RECORDS SHOWN:
▬▬▬▬▬▬

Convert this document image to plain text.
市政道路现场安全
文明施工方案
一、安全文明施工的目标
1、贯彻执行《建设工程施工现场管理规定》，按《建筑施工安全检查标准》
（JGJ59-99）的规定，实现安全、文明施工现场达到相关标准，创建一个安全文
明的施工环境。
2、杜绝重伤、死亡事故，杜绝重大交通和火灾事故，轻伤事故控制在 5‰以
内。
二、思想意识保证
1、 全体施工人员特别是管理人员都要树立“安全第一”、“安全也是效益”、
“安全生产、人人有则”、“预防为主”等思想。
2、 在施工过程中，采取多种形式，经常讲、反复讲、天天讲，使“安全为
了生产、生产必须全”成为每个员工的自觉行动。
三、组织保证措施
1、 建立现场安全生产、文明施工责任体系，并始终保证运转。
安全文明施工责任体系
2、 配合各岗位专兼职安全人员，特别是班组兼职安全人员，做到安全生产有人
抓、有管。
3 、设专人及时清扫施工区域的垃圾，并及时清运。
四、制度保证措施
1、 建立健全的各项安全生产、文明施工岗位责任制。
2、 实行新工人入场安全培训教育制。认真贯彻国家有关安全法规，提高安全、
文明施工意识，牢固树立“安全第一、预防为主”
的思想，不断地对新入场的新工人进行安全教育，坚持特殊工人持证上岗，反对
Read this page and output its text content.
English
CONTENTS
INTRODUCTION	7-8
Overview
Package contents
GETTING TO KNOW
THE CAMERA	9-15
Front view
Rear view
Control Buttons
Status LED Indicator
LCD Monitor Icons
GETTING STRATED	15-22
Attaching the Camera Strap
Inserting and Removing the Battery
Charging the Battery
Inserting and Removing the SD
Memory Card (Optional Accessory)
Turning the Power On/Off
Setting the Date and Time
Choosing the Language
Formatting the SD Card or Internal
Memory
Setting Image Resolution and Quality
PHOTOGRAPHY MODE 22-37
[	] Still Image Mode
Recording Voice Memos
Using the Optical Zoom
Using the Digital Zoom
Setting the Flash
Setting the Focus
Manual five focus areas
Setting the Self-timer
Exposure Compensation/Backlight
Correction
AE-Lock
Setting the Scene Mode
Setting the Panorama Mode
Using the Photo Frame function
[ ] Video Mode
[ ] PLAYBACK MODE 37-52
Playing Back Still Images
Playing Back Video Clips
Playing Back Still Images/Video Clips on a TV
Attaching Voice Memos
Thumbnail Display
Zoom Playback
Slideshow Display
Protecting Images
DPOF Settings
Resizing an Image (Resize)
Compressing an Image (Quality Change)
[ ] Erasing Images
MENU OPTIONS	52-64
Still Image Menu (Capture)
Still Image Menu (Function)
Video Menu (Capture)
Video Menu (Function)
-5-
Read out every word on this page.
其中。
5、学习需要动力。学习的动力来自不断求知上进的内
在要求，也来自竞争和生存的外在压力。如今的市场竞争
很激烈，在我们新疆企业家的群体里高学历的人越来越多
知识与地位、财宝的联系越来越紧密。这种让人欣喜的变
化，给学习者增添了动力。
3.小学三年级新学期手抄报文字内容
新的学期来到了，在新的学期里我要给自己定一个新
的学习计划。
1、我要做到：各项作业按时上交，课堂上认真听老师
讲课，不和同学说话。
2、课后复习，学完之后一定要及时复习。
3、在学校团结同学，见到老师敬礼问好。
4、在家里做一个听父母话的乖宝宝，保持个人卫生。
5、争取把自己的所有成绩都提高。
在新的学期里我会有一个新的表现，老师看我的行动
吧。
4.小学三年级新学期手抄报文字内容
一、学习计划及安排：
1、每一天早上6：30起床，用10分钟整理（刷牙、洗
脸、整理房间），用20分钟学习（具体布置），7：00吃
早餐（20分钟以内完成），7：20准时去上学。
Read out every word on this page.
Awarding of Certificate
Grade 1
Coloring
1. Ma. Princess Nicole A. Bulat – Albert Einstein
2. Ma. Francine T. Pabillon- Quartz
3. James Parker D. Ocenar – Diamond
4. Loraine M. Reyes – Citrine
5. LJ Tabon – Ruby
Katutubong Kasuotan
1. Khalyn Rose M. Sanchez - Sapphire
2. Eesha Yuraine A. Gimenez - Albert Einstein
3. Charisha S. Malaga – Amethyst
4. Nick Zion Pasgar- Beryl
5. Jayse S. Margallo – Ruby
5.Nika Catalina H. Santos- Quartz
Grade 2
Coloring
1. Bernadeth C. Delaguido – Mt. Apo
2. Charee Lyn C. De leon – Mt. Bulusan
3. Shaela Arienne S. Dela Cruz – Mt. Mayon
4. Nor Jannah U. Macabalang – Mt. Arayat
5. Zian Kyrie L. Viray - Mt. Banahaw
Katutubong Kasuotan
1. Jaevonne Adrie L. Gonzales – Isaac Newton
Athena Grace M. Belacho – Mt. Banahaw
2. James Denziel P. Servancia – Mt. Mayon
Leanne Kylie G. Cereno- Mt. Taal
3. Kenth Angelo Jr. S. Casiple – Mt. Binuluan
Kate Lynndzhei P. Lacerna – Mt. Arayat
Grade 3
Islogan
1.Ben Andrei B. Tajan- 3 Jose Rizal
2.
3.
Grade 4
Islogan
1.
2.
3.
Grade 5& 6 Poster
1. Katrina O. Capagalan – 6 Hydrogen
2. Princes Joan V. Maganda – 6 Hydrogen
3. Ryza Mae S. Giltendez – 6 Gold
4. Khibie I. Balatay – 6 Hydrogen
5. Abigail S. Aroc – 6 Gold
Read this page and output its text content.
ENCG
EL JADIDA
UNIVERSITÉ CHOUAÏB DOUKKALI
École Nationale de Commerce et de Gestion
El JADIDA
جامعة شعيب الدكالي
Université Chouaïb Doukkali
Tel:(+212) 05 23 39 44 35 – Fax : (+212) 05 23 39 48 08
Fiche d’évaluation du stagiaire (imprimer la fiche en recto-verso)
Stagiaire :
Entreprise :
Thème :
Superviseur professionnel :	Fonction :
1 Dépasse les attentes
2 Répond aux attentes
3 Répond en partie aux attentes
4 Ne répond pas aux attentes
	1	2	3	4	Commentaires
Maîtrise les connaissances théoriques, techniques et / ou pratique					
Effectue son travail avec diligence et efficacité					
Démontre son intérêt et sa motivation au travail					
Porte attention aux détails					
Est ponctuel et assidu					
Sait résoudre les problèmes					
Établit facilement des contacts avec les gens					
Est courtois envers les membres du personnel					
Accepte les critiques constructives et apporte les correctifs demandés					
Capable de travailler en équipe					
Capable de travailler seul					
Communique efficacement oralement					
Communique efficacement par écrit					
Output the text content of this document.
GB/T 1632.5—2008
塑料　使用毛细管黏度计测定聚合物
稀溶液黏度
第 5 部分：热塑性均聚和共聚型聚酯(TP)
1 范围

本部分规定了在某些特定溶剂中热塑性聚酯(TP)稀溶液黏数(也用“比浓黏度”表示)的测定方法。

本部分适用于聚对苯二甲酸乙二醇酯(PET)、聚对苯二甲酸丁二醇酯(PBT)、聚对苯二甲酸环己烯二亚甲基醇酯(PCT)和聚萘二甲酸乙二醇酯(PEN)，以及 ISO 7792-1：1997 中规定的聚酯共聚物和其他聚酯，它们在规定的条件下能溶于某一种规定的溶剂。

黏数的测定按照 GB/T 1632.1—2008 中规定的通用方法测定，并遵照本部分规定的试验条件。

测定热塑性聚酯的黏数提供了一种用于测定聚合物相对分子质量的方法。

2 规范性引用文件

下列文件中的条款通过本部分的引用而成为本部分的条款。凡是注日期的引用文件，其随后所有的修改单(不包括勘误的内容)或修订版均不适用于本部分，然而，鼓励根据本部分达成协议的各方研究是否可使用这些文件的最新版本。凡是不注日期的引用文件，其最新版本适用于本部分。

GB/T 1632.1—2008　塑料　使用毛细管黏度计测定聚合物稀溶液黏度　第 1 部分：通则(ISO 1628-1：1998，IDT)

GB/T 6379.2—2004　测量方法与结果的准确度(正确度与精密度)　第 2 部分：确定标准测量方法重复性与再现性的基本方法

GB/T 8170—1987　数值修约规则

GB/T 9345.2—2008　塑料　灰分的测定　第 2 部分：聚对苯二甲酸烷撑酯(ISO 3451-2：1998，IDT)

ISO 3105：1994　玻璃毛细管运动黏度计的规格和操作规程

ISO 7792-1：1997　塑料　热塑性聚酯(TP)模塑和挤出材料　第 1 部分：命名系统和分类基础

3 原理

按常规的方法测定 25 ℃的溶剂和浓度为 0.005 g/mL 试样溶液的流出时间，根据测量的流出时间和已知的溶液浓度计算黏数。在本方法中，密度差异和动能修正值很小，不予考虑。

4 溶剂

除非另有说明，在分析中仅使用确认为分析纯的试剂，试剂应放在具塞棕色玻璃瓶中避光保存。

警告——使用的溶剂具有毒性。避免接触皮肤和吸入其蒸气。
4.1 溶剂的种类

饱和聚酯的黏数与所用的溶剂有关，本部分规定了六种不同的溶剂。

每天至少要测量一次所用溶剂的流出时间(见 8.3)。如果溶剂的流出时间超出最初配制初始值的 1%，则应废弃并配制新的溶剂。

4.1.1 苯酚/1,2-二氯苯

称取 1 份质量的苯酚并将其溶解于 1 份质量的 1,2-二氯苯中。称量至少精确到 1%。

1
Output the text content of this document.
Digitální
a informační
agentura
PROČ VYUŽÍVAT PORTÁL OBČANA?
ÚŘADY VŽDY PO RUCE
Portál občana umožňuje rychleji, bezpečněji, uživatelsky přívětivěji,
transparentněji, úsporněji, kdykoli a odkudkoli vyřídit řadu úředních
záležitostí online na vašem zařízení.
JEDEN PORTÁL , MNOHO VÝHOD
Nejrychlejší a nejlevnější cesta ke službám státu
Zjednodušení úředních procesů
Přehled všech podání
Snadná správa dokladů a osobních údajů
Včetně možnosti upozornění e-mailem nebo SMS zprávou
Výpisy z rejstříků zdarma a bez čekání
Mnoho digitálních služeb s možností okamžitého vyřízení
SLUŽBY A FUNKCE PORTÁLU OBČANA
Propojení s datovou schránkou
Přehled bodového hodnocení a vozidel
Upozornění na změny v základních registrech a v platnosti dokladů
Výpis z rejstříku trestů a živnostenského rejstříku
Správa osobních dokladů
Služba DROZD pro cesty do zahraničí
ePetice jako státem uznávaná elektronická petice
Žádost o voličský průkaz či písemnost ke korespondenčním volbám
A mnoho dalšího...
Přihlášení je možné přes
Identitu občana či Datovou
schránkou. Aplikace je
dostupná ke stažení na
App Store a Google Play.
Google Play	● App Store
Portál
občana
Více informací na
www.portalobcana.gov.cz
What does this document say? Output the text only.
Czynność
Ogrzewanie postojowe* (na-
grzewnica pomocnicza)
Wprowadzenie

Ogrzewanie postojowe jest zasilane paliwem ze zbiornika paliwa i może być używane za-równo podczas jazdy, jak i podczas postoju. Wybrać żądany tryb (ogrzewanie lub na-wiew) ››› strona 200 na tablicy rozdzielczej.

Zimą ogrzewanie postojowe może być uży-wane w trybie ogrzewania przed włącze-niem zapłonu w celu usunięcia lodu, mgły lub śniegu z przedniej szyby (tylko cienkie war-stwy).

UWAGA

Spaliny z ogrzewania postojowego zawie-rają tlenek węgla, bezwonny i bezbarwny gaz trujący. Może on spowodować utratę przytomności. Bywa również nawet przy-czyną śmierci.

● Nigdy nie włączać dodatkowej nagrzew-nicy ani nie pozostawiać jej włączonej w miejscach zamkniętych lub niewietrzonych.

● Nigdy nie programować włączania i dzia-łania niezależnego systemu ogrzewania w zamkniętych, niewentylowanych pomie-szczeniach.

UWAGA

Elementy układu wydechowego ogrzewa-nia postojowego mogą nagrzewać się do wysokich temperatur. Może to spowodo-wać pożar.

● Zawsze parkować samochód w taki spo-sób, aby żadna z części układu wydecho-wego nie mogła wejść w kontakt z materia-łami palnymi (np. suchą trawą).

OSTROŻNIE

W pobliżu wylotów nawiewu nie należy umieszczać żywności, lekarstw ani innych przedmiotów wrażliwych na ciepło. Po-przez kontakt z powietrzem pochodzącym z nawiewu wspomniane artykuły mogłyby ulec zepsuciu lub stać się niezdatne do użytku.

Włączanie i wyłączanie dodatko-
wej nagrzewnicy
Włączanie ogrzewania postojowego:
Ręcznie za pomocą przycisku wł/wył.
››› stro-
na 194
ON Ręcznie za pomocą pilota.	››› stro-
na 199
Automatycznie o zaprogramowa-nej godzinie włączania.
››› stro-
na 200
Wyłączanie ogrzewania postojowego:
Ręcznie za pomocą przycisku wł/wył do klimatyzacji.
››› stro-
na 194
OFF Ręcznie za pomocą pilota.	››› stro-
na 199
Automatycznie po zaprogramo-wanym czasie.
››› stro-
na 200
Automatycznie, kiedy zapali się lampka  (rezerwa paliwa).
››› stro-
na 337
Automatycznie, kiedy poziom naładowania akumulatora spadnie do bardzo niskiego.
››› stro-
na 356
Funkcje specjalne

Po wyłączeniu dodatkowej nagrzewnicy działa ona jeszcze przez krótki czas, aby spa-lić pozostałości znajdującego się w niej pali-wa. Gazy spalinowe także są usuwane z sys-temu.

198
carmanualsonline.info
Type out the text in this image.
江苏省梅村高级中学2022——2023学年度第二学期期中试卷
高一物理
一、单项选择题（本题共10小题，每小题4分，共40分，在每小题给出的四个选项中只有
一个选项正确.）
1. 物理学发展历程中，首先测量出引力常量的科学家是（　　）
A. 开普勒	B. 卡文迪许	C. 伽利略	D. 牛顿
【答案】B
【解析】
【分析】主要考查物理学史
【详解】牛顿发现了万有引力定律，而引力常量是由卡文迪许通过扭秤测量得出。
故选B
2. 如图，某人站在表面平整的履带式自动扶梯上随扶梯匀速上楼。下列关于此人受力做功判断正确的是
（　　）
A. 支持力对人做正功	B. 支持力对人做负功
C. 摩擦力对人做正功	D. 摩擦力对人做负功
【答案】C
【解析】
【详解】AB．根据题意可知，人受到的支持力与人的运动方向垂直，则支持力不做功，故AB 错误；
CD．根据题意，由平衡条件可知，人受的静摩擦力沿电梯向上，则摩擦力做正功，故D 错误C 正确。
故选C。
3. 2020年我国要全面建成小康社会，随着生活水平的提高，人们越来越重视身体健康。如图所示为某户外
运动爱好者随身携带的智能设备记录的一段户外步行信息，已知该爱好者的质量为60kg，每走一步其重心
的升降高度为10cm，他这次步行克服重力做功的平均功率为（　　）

▬▬▬▬▬▬

WHAT THIS TASK INVOLVES: Work out how many lines of the listing above include the word "Banahaw". Reply with nothing but the count.

ANSWER IN FULL: 2